Begin Provided records

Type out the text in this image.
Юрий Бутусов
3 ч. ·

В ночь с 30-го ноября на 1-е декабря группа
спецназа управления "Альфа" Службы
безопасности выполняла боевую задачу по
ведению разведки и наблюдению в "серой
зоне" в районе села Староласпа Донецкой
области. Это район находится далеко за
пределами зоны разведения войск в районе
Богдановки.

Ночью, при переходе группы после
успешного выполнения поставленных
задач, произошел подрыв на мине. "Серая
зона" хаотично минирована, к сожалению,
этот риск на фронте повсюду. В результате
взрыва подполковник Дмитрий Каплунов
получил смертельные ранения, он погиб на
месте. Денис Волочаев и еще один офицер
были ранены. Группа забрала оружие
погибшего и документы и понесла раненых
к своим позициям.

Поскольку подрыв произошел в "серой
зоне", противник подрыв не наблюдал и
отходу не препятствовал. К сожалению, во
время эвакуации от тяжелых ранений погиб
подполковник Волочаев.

End Provided records

Work required:
Look above for every line with the word "произошел" and copy it.

Answer in full:
задач, произошел подрыв на мине. "Серая
Поскольку подрыв произошел в "серой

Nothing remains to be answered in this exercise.